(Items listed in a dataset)
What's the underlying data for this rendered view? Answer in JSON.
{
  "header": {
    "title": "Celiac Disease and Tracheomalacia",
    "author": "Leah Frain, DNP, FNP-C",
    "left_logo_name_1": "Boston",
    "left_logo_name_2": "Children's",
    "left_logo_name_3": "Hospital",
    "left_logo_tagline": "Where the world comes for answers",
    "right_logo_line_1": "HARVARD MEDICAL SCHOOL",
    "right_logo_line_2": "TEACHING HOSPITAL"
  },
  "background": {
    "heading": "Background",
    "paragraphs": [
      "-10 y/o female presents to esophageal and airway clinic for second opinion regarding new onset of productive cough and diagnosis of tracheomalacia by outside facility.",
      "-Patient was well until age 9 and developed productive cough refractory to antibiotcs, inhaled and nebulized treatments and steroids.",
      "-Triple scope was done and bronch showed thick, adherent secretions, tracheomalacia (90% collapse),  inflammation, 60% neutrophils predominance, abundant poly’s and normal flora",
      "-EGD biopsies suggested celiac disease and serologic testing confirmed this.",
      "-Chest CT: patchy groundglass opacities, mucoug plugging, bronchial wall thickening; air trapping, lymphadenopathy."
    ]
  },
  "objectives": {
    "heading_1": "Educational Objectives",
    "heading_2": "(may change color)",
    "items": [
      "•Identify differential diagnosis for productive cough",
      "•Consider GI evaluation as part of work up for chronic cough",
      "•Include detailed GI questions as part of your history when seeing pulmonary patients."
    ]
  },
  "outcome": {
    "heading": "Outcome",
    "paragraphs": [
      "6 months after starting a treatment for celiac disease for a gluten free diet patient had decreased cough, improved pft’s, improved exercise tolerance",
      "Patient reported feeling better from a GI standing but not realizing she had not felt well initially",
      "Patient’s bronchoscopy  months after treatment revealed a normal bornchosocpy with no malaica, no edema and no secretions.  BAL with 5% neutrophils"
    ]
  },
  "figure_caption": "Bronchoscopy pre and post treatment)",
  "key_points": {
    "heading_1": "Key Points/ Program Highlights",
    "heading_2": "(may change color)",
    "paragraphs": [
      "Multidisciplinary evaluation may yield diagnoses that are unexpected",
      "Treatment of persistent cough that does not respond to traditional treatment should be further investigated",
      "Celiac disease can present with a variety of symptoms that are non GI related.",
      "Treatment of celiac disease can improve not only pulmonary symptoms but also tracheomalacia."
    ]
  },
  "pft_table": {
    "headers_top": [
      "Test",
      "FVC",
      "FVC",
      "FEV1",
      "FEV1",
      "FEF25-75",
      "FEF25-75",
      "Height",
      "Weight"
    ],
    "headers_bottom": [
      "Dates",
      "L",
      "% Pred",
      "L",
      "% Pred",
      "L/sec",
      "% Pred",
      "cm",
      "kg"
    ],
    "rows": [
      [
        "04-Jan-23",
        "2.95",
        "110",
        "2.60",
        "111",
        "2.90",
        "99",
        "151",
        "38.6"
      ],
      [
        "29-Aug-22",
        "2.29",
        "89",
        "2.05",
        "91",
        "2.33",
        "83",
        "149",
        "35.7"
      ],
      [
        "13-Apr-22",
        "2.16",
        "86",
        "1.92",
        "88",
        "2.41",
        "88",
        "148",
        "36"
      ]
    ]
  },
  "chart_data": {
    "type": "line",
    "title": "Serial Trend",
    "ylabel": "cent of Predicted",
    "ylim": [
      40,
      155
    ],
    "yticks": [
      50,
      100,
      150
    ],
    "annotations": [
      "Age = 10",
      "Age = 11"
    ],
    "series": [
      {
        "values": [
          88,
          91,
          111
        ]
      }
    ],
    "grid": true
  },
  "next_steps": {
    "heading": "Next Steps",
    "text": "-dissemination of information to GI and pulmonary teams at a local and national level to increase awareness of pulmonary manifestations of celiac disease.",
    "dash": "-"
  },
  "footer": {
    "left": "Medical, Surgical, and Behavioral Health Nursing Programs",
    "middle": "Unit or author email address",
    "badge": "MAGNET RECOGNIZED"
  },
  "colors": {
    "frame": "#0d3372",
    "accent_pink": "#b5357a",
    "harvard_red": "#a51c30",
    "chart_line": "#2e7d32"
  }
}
* * *
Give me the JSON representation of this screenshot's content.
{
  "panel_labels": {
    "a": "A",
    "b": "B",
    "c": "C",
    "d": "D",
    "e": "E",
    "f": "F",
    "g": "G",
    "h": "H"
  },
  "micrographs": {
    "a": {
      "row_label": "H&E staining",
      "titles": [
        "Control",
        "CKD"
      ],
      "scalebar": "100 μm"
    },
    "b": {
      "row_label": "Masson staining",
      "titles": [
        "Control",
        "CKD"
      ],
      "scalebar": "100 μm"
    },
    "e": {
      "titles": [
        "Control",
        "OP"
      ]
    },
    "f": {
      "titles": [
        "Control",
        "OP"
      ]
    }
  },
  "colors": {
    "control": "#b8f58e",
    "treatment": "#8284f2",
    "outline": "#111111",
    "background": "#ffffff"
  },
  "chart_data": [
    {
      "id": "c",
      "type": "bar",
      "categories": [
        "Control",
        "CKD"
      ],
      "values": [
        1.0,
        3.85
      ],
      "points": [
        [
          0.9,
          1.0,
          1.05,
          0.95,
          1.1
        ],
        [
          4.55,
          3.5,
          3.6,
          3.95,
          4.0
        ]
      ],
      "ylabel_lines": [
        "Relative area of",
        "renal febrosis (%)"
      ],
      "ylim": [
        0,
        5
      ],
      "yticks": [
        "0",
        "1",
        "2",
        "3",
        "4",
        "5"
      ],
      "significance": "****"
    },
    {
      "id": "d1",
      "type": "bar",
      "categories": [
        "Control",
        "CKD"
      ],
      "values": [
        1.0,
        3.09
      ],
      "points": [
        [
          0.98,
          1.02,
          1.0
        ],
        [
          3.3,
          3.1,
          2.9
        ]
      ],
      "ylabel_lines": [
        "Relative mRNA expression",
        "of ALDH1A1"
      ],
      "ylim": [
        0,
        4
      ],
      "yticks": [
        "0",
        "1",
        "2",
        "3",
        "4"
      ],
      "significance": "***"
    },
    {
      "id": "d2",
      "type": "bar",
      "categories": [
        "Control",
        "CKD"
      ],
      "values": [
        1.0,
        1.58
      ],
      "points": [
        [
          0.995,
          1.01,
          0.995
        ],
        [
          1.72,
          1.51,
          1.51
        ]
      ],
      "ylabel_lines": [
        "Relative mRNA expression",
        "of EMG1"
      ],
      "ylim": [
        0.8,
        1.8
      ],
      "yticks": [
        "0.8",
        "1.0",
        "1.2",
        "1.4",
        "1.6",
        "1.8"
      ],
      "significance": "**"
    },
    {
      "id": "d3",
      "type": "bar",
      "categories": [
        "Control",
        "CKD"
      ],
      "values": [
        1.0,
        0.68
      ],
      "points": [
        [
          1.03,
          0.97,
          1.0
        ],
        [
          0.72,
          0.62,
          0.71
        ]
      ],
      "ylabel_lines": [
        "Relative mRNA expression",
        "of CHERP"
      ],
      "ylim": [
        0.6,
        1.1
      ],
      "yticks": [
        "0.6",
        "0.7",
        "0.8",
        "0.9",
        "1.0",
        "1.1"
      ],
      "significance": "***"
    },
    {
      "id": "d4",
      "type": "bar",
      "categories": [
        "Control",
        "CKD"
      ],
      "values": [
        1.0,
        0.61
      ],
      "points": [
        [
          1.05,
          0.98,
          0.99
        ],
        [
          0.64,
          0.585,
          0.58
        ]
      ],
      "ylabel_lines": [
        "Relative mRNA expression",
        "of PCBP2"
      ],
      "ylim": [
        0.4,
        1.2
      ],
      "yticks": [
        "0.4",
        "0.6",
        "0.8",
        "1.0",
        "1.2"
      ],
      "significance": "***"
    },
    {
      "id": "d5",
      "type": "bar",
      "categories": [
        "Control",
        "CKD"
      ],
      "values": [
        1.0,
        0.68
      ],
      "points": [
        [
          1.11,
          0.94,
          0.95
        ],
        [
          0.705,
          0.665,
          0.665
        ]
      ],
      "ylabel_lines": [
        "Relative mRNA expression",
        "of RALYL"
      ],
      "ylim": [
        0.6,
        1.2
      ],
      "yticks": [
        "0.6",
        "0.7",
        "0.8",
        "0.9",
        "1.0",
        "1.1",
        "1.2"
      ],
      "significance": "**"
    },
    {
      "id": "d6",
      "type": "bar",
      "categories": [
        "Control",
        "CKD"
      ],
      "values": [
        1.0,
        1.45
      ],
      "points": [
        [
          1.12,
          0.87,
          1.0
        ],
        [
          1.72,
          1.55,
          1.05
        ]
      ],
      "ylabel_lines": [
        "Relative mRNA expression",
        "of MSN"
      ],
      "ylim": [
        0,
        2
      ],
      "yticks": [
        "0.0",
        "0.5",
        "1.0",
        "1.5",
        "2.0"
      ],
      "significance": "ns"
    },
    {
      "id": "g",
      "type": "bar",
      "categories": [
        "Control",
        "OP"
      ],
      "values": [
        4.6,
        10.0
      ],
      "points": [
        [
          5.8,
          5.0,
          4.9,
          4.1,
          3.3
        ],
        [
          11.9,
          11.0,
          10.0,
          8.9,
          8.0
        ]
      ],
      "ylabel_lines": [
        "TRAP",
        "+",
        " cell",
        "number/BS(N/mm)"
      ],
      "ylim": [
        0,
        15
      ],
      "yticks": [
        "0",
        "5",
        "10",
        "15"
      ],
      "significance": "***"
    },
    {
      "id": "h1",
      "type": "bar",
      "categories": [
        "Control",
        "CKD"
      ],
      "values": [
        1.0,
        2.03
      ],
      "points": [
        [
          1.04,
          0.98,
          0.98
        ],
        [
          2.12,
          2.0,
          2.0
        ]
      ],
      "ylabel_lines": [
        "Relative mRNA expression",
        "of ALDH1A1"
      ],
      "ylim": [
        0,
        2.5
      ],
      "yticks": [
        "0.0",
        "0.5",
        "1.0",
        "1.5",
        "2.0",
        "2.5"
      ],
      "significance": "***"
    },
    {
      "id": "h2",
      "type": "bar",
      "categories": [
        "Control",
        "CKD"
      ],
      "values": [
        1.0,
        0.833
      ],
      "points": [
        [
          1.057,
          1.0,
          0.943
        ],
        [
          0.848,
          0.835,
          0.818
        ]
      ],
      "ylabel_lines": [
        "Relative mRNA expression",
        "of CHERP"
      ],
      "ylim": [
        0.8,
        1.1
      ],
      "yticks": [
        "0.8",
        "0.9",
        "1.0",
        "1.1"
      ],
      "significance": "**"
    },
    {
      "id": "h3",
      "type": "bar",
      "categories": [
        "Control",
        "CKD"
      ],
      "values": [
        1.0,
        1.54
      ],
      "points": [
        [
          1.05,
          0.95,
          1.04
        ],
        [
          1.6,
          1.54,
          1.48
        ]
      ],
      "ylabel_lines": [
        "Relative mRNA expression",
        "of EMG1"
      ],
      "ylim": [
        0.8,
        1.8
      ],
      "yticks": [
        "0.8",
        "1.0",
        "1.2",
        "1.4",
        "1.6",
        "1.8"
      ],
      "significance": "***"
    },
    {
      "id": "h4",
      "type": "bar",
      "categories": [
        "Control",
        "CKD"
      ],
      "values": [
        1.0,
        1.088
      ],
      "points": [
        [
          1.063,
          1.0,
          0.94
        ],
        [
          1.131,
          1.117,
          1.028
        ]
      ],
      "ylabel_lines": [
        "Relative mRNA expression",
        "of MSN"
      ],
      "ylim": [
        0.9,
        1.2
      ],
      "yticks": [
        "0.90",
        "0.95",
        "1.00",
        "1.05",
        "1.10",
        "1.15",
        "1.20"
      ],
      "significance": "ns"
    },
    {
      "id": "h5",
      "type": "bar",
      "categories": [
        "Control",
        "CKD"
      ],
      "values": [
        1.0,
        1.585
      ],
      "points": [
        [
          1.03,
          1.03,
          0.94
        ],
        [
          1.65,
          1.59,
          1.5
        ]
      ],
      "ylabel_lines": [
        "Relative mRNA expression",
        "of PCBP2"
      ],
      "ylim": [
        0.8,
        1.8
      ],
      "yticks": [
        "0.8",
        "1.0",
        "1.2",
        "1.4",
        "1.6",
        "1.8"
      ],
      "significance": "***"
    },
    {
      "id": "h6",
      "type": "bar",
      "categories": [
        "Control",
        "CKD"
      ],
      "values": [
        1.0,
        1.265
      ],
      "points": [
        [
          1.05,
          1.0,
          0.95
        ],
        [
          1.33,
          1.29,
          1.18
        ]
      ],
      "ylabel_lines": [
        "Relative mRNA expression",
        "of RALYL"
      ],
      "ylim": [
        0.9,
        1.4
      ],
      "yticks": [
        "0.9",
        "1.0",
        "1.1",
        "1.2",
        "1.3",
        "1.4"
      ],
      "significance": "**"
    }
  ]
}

TASK BRIEF:
Would you report every line of the entries above containing the word "with"?

RESULT OF THE EXERCISE:
      "Patient’s bronchoscopy  months after treatment revealed a normal bornchosocpy with no malaica, no edema and no secretions.  BAL with 5% neutrophils"
      "Celiac disease can present with a variety of symptoms that are non GI related.",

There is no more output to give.